Your instructions >>
Say the number of lines containing the string "coupling", and say nothing else.

· · · · ·

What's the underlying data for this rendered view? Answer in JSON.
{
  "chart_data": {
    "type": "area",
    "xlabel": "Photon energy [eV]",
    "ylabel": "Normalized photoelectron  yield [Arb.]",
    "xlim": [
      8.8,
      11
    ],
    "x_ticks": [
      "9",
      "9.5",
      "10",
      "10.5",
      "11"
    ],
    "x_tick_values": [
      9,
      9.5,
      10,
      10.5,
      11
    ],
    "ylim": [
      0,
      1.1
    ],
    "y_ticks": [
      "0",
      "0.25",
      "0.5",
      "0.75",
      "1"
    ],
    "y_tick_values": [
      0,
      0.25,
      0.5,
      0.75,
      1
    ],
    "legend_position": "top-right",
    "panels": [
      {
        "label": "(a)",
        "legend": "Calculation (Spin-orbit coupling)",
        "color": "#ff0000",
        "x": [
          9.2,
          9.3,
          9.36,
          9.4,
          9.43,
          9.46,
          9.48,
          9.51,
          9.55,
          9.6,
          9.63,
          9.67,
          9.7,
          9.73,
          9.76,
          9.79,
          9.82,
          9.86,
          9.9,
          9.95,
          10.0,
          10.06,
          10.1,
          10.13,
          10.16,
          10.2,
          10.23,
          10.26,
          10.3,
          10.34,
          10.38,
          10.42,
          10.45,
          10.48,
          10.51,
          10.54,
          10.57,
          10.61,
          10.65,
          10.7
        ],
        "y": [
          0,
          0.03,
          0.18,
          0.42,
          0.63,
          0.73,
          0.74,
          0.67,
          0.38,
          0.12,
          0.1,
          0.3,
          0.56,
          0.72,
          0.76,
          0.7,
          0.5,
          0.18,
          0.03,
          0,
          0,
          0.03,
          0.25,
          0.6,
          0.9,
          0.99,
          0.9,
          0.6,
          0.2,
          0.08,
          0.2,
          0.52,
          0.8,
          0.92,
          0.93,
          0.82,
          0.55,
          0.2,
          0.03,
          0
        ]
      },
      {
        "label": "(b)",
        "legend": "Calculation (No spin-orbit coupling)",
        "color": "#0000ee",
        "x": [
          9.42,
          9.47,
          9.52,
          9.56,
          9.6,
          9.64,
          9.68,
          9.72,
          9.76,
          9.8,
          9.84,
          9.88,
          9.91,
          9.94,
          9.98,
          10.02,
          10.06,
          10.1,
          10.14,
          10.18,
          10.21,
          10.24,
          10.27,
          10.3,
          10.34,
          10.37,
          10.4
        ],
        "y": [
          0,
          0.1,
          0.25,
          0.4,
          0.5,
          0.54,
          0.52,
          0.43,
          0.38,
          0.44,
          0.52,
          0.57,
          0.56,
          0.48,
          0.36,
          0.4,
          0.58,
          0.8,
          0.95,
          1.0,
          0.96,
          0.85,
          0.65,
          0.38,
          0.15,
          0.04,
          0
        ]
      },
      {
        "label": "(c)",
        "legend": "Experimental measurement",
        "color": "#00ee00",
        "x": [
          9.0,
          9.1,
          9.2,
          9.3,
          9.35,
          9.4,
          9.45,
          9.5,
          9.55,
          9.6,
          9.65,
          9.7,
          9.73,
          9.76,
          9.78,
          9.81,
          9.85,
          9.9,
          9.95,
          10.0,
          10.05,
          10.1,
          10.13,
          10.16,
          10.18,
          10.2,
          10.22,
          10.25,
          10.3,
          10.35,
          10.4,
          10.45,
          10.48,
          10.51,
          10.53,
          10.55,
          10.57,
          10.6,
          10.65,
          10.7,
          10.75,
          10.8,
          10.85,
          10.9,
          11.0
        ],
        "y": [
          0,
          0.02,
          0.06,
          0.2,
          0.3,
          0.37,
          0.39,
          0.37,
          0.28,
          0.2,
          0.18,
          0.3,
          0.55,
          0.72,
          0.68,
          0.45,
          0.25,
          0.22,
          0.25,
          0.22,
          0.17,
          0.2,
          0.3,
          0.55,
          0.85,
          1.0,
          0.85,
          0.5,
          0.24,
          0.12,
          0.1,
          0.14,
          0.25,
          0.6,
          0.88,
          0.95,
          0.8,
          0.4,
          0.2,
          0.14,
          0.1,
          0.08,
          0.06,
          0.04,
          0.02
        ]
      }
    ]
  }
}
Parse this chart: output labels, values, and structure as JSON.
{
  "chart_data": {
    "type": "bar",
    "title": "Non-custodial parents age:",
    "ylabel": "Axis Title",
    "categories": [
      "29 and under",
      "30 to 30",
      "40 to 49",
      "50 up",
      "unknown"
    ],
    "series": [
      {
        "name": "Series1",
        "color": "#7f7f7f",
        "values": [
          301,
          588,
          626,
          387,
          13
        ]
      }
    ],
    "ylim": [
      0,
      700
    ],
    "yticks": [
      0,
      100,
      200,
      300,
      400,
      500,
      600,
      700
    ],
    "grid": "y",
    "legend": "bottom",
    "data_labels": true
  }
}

· · · · ·

Expected output >>
2